OBJECTIVE 1 :: Write out the passage of the motor analysis text that starts at "The added-value of" and ends at "on such theme.".
OBJECTIVE 2 :: Pick up the article on finite element analysis of electric motors where it stops, and keep writing it.

TEXT ::

--

The added-value of the multi-disciplinary analysis

Forefront Finite Element calculation instruments (Fem) allow an assessment of the behaviour of an electromechanical device since the first design stages, avoiding corrective actions when it is difficult to modify already advanced design choices, unless with cost increases and with an extension of the product time to market. Spin Applicazioni Magnetiche holds the expertise to guide accurate multi-disciplinary analyses on such theme.

Spin Torque-power performances
Torque-power performances of the motor for automotive

«From the electromagnetic context of the Fem calculation – Tassi underlines – we extrapolate the electromagnetic forcings and, through a dedicated connection, we evaluate, in the mechanical context of finite elements, the iterations with the mechanical structure equipped with the motor, allowing the determination of the real displacement of all parts, and eventually analysing noise radiation aspects». The company can boast multi-year experience in such applications, both through dedicated consulting in home-appliance field and in automotive sector.

Electromagnetic and vibrational FEA analysis
Electromagnetic and vibrational FEA analysis

As confirmed by the numerous assignments entrusted for the management of entire projects, from the initial design to the implementation of very performing prototypes, where the vibro-acoustic analysis has been the key element of the project.

High power density at the service of automotive

The development of a traction motor for sports cars is an example of the above- mentioned workflow. Spin Applicazioni Magnetiche, from simple inputs of power (120 kW) and speed (30,000 rpm) and maximum footprint, has guided the customer to the implementation of prototypes. «The motor design –Tassi further explains – started from the typical white sheet, with electromagnetic and mechanical optimization as elements that have guided the device development since the beginning. The electromagnetic forcings calculated have become the input for mechanical analyses; the motor structure has been optimized to reduce vibrations, stator and rotor laminations, magnets, the frame and the shields were subjected to a single vibro-acoustic optimization».

In comparison with the first hypothesized design of the automotive motor featuring 120 kW of power and 30,000 rpm, the team of Spin Applicazioni Magnetiche has succeeded in notably reducing acceleration peaks

Such approach has allowed notably reducing some acceleration peaks, up to 94% versus the first hypothesized design, the thermal analysis has concluded the design course, providing this brushless motor with remarkable performances in a volume slightly under three litres. «Through this calculation method –Tassi confirms – prototypes were validated and, without turning to design modifications, we could immediately proceed to the implementation of samples for the approvals needed for the mass production. All that with notable decrease of design times and costs».

--

STORED DATA ::
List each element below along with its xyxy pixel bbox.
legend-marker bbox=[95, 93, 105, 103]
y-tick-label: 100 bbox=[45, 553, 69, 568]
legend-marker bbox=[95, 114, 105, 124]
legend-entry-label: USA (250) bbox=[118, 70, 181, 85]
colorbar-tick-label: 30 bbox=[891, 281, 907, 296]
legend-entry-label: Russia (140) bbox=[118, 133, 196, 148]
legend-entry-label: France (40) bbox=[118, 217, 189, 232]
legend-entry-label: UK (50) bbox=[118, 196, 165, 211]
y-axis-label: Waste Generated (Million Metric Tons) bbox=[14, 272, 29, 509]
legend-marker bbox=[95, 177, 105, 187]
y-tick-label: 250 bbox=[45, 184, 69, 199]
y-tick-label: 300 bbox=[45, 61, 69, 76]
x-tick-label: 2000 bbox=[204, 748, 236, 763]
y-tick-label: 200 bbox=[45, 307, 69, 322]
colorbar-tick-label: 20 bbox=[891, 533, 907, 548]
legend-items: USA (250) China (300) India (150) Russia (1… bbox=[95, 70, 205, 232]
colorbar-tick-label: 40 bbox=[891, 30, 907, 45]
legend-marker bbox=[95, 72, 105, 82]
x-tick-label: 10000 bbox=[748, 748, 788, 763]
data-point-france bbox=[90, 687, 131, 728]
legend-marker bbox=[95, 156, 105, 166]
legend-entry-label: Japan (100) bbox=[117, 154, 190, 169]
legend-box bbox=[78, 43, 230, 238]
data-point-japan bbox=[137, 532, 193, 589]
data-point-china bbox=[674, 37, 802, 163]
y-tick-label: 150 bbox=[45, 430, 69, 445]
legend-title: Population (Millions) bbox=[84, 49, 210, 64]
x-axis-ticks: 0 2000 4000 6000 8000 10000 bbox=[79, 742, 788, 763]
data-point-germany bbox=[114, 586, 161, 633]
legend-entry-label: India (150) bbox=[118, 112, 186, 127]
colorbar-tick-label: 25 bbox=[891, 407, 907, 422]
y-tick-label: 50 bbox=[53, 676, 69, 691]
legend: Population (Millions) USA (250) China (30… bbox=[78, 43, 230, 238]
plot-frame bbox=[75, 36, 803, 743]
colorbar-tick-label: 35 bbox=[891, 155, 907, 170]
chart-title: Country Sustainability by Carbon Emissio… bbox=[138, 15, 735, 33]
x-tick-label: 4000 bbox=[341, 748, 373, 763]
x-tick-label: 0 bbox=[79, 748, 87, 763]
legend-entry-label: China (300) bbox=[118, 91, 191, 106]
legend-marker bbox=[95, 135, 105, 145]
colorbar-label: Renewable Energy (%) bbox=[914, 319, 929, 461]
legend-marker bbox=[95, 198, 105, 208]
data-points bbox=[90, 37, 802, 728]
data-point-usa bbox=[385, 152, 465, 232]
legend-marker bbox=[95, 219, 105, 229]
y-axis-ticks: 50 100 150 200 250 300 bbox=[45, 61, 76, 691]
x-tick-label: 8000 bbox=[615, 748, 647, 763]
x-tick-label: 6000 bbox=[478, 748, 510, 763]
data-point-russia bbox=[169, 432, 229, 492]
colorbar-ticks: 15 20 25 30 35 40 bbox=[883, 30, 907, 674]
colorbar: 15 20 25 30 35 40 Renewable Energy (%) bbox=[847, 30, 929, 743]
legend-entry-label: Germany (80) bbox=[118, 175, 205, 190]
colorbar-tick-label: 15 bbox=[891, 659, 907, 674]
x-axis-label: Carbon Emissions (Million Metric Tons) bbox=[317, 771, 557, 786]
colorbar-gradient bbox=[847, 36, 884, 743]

--

EXERCISE ANSWER 1 ::
The added-value of the multi-disciplinary analysis

Forefront Finite Element calculation instruments (Fem) allow an assessment of the behaviour of an electromechanical device since the first design stages, avoiding corrective actions when it is difficult to modify already advanced design choices, unless with cost increases and with an extension of the product time to market. Spin Applicazioni Magnetiche holds the expertise to guide accurate multi-disciplinary analyses on such theme.

EXERCISE ANSWER 2 ::
High efficiency and low noise at the service of the home appliance

The same multi-disciplinary operational methodology was applied in another successful case, for the testing of household appliance motors for which, besides efficiency, also the noise becomes a key issue that makes the difference in the product. «The electromagnetic and mechanical model of a high-speed motor for household appliances –Tassi highlights – has given excellent results of correlation with experimental measurements, too, allowing the customer to understand how to act in the reduction of accelerations in determinate harmonics that generated resonance phenomena with the entire application where the motor itself was mounted».

The vibration term specifically refers to a mechanical oscillation around a point of balance. The oscillation can be periodical, like the motion of a pendulum, or random, like the motion of a tire on an asphalt road; the frequency measurement unit for periodical oscillations is the Hertz that corresponds to how many times, in a second, the same configuration occurs again.
In many cases, vibrations can represent a wished phenomenon: for instance, in the operation of the diapason and of many musical instruments. However, more often vibrations are not welcome as they can disperse energy and create unwanted sounds and noises. For instance, in the running of cars and motors in general. The studies concerning the sound and the various vibrations are strictly connected. Sounds, pressure waves, are generated by vibrating structures (for instance vocal cords) and pressure waves can generate structure vibration. Therefore, when we try to decrease noise, the issue is reducing the vibration that causes it.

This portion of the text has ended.